* [Objective]:
Search the material for the string "Testing" and copy each line where it occurs.

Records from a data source

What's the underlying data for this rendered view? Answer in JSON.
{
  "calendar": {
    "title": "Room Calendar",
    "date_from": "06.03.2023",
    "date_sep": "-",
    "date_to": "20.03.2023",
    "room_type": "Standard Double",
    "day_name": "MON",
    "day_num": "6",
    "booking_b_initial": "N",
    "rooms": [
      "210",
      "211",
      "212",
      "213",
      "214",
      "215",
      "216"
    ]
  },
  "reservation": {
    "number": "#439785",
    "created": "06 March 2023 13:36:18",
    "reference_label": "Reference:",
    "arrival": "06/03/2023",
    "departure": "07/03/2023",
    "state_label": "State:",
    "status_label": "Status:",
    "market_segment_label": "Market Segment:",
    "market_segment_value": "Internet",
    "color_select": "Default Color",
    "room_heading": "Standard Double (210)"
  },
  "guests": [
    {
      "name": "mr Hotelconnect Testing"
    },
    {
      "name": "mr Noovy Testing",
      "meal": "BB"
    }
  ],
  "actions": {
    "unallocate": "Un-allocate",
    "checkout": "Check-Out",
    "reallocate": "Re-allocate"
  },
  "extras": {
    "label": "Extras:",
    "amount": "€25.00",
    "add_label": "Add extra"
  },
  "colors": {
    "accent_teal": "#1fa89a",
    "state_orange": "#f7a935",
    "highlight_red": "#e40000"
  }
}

* [Result of the exercise]:
      "name": "mr Hotelconnect Testing"
      "name": "mr Noovy Testing",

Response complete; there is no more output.